— begin —
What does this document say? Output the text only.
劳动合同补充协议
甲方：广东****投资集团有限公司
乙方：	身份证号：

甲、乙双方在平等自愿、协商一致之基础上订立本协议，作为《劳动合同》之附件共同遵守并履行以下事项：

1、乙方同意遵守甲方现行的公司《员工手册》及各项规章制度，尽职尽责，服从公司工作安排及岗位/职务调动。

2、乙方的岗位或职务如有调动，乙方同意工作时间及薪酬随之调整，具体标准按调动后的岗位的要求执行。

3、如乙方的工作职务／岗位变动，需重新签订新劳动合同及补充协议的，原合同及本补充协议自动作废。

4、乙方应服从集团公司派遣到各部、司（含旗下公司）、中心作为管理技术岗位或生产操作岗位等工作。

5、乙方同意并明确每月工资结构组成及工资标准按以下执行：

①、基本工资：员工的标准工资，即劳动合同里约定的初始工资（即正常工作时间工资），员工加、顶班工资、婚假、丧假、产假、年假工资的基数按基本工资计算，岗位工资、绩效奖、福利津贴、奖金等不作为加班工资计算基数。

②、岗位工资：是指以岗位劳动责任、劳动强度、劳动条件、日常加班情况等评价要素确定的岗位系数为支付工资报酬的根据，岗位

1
— end —
— begin —
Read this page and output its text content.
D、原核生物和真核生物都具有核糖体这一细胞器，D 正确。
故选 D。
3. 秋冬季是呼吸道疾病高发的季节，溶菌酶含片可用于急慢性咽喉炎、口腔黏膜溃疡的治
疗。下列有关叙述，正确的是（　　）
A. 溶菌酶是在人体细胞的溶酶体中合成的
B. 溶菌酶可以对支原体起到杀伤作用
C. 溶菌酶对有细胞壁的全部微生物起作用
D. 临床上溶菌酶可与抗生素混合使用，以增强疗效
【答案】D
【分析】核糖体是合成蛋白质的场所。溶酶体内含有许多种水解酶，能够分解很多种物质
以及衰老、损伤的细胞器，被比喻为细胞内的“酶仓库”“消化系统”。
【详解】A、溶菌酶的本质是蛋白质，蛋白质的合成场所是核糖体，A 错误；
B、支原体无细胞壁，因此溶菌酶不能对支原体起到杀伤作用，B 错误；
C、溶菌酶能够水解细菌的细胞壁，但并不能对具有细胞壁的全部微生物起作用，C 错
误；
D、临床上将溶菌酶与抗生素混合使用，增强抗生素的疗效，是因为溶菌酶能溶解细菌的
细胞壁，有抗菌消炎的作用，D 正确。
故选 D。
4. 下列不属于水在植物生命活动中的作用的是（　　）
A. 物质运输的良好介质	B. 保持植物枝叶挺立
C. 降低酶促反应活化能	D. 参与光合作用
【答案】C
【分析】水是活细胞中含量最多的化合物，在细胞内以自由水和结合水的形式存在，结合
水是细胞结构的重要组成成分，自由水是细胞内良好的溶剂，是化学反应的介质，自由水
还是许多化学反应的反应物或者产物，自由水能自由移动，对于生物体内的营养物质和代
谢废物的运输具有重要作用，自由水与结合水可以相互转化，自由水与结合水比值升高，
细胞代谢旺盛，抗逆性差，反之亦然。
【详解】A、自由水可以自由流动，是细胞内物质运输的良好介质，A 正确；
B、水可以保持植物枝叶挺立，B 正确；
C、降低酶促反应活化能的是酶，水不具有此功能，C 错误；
— end —
TASK TO CARRY OUT: All lines of the data above that include the word "text" must be shown.

RESULT:
What does this document say? Output the text only.
Read this page and output its text content.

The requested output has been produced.